╭─ Data supplied

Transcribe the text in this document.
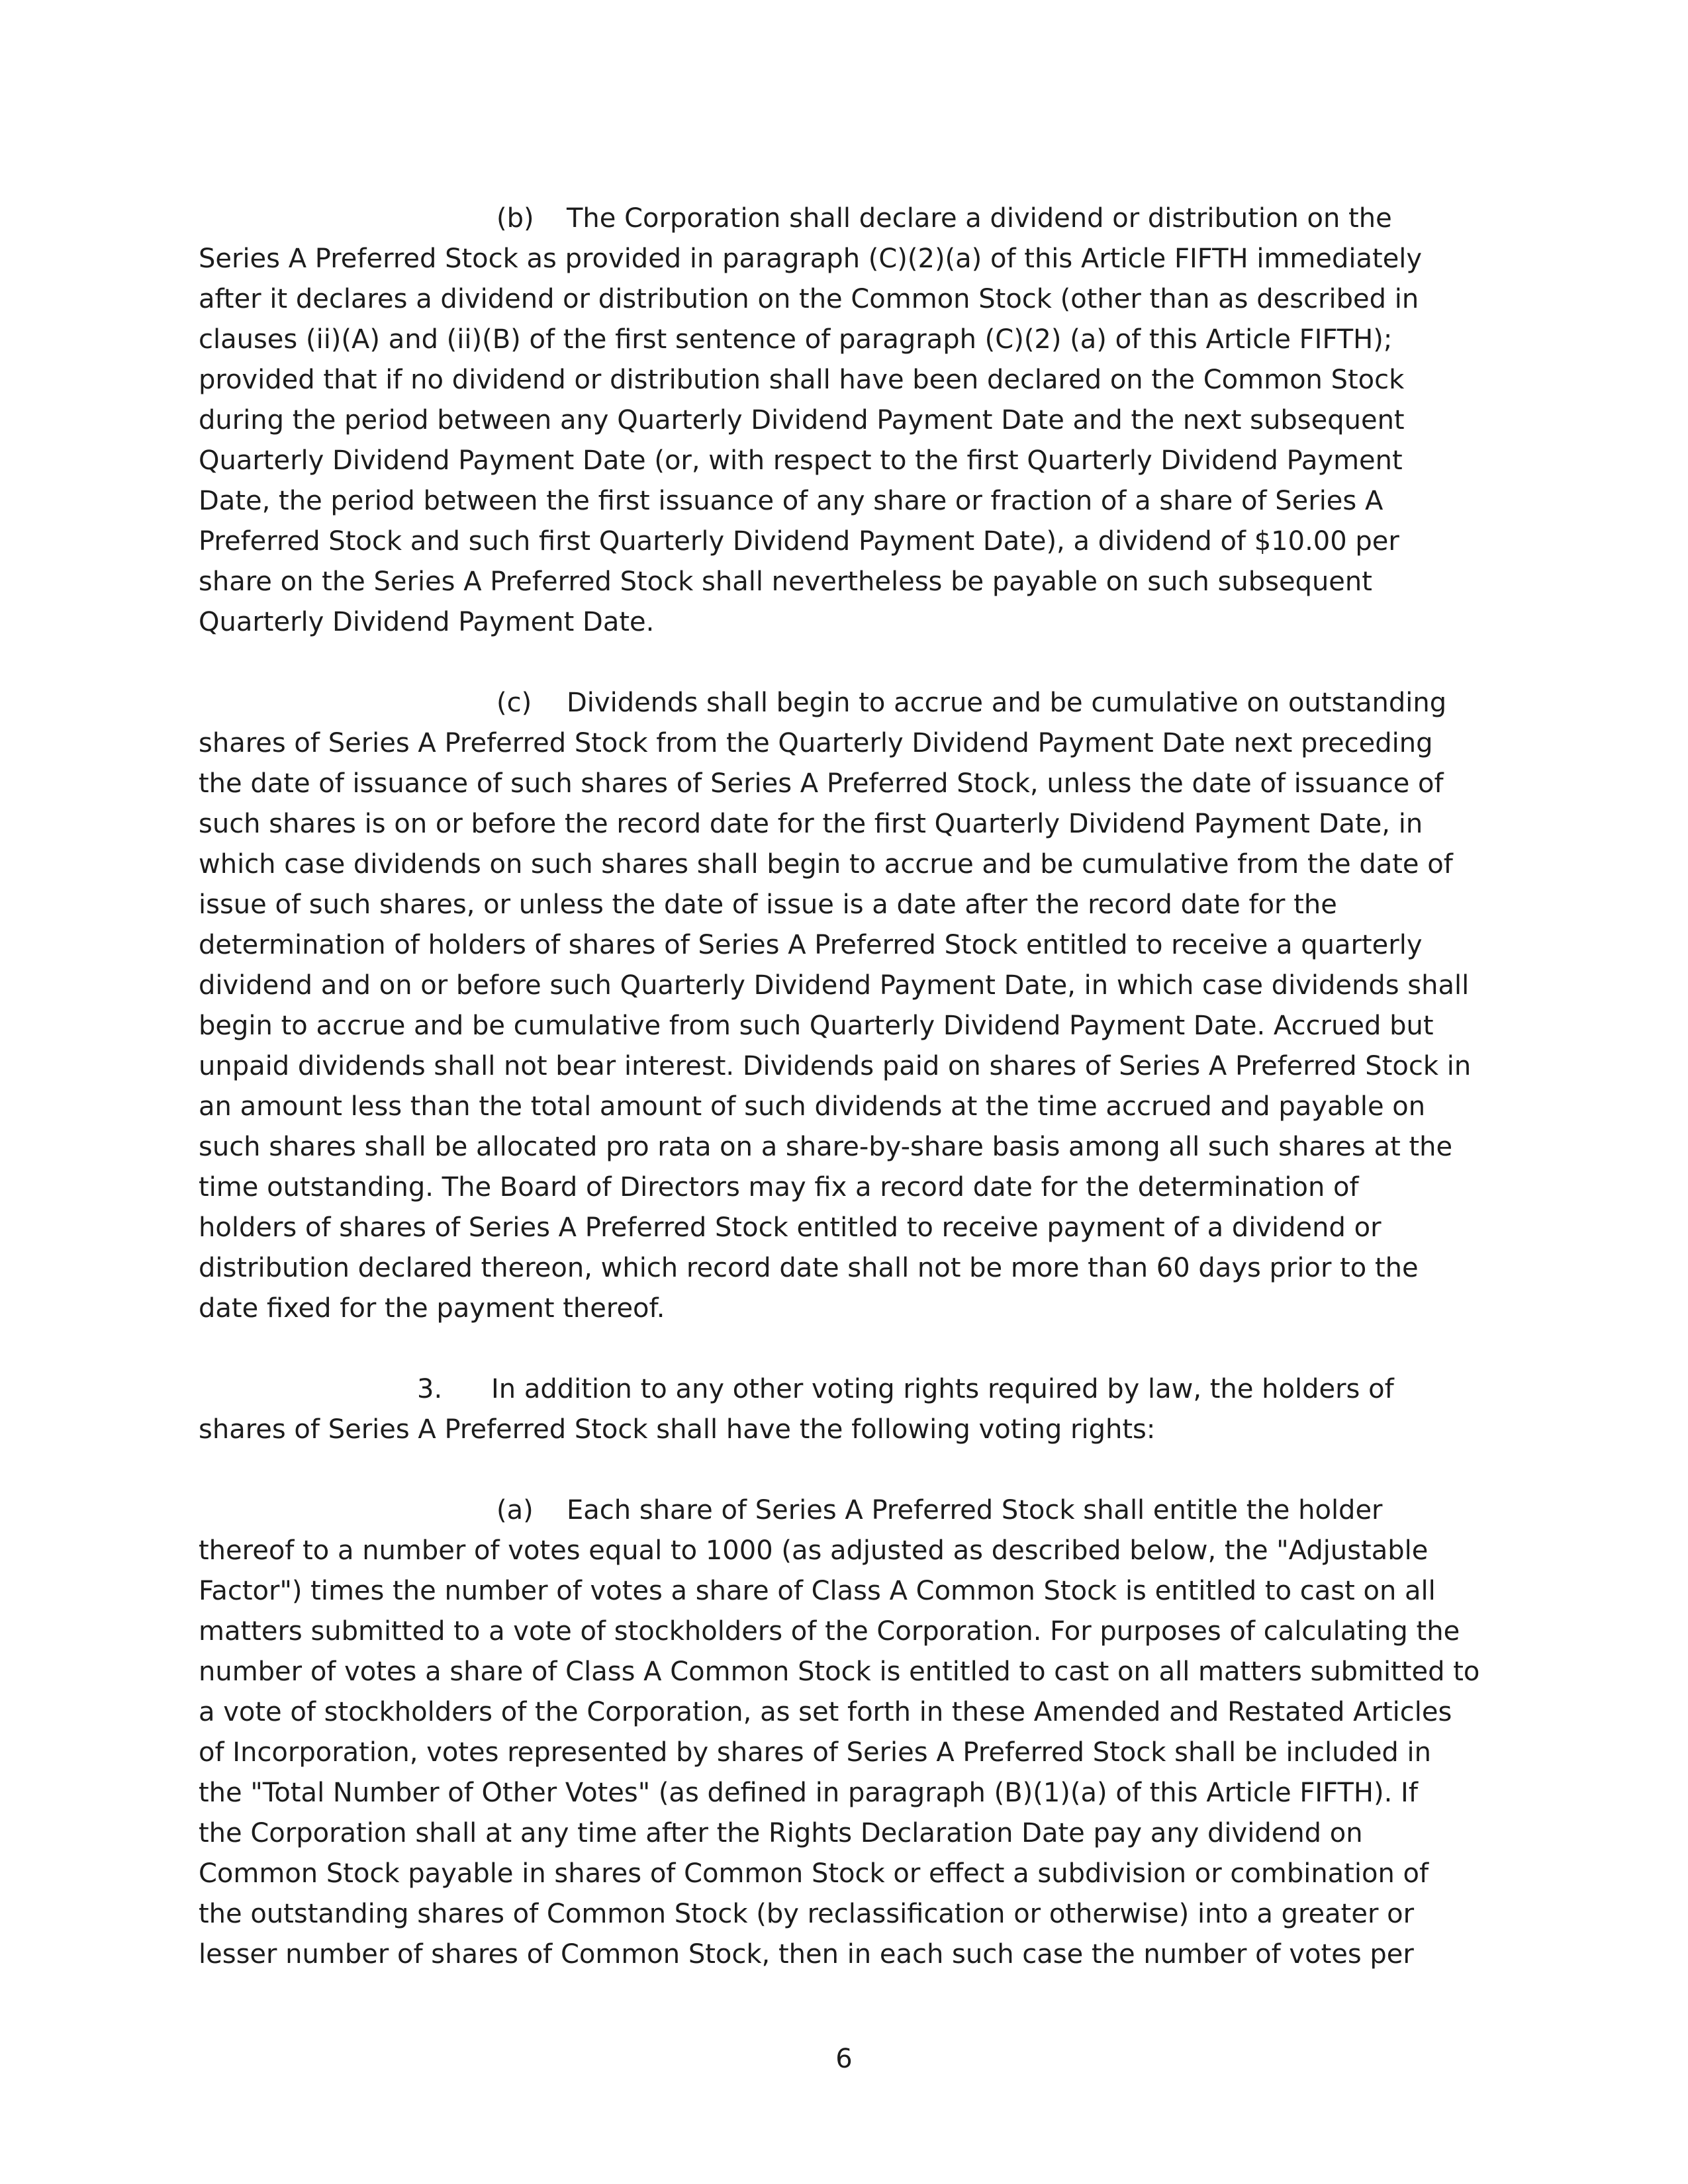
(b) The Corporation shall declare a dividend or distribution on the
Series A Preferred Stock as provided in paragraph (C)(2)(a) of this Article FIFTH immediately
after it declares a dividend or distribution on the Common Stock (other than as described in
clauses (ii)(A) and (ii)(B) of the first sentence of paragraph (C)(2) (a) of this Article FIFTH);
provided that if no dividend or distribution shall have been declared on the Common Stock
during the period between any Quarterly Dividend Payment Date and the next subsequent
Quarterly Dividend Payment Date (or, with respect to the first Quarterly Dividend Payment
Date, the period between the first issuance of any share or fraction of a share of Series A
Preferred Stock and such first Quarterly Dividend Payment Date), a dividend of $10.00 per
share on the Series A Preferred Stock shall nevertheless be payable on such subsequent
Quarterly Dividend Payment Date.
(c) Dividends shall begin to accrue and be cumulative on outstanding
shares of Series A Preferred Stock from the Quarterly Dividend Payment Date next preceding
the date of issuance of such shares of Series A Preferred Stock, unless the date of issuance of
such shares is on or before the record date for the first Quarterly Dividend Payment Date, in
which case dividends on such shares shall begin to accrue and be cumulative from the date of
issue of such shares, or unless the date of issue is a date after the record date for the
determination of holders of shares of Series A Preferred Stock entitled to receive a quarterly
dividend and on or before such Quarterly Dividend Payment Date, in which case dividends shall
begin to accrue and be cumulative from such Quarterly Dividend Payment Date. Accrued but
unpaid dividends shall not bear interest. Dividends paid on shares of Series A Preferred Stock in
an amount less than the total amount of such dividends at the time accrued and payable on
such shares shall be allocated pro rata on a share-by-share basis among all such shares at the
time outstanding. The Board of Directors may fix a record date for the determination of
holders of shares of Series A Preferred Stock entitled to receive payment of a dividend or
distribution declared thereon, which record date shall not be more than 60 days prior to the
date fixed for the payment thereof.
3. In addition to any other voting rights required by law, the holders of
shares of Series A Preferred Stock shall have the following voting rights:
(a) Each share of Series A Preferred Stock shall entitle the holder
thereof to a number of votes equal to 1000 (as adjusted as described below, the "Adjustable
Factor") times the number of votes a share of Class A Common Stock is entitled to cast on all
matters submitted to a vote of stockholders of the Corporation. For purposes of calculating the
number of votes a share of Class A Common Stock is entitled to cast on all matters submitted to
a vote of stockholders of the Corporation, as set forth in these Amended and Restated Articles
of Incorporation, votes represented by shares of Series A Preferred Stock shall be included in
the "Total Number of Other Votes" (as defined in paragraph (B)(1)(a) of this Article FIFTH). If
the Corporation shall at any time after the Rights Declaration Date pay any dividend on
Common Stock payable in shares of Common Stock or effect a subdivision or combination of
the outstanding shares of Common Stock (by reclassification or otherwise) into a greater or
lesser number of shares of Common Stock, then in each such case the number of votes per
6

╰─

_Exercise goal_: Extract each line from the entries above that contains the string "FIFTH".

_Final answer_:
Series A Preferred Stock as provided in paragraph (C)(2)(a) of this Article FIFTH immediately
clauses (ii)(A) and (ii)(B) of the first sentence of paragraph (C)(2) (a) of this Article FIFTH);
the "Total Number of Other Votes" (as defined in paragraph (B)(1)(a) of this Article FIFTH). If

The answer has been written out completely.